_Exercise aim_
Copy the lines verbatim, beginning with the line that contains "OCR this image." and continuing through the end of the data, and only those lines.

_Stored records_
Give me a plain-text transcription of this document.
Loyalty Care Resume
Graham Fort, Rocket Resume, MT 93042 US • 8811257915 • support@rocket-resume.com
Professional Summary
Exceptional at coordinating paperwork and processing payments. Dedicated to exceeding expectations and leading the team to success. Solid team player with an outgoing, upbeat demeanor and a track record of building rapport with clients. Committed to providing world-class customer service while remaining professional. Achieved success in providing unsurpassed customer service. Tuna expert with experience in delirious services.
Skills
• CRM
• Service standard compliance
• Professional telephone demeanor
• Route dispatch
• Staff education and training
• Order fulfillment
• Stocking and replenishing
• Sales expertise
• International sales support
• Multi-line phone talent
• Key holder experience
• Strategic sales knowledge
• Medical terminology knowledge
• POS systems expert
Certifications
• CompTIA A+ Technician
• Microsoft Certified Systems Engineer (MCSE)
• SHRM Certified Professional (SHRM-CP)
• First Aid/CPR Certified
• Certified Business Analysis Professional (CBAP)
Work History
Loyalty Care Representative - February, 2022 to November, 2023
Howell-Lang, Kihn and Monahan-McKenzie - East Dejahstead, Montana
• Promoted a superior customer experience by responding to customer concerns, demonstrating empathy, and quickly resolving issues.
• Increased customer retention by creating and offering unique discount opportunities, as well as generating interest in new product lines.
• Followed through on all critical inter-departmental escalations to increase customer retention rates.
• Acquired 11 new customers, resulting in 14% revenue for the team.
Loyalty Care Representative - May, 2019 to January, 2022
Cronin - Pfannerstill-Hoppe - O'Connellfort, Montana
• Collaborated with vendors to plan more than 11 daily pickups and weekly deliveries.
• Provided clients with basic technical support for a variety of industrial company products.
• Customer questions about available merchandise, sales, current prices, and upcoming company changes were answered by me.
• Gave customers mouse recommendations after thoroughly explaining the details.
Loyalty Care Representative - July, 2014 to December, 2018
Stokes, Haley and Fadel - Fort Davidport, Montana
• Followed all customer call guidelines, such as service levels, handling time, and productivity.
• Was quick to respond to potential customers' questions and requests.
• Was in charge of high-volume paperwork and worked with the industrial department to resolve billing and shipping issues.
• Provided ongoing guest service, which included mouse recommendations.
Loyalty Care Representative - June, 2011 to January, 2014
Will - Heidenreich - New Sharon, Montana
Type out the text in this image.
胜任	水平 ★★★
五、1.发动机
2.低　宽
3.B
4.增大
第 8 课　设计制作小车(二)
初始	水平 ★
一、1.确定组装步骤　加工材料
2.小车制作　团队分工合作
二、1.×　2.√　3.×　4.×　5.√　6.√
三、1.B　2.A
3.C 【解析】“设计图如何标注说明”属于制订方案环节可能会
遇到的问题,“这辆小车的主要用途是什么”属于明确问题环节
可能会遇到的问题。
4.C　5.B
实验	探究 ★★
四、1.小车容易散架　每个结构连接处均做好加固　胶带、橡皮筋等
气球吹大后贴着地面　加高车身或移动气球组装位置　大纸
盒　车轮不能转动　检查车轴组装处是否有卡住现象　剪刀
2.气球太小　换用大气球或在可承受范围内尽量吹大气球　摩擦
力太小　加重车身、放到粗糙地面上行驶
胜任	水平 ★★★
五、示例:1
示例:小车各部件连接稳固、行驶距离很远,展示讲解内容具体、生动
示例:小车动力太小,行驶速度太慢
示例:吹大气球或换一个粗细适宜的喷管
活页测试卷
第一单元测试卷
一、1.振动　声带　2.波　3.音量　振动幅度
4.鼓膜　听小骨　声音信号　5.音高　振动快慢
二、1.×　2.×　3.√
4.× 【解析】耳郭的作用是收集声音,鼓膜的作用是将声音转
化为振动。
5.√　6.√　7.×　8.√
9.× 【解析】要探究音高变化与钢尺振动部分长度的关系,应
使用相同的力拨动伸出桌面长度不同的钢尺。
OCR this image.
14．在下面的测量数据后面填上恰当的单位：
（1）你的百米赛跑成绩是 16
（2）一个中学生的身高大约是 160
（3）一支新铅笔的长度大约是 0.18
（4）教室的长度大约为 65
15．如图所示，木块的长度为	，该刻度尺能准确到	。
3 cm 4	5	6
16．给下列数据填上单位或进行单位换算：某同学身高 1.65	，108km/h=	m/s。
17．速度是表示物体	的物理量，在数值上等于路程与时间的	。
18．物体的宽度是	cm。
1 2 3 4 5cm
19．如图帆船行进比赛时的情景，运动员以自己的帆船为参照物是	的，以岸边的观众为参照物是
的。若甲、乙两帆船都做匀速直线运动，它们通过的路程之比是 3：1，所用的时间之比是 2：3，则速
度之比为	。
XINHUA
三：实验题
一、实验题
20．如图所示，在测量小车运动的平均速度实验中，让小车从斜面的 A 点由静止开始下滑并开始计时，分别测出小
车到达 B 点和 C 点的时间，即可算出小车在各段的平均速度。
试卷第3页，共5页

_Exercise answer_
OCR this image.
14．在下面的测量数据后面填上恰当的单位：
（1）你的百米赛跑成绩是 16
（2）一个中学生的身高大约是 160
（3）一支新铅笔的长度大约是 0.18
（4）教室的长度大约为 65
15．如图所示，木块的长度为	，该刻度尺能准确到	。
3 cm 4	5	6
16．给下列数据填上单位或进行单位换算：某同学身高 1.65	，108km/h=	m/s。
17．速度是表示物体	的物理量，在数值上等于路程与时间的	。
18．物体的宽度是	cm。
1 2 3 4 5cm
19．如图帆船行进比赛时的情景，运动员以自己的帆船为参照物是	的，以岸边的观众为参照物是
的。若甲、乙两帆船都做匀速直线运动，它们通过的路程之比是 3：1，所用的时间之比是 2：3，则速
度之比为	。
XINHUA
三：实验题
一、实验题
20．如图所示，在测量小车运动的平均速度实验中，让小车从斜面的 A 点由静止开始下滑并开始计时，分别测出小
车到达 B 点和 C 点的时间，即可算出小车在各段的平均速度。
试卷第3页，共5页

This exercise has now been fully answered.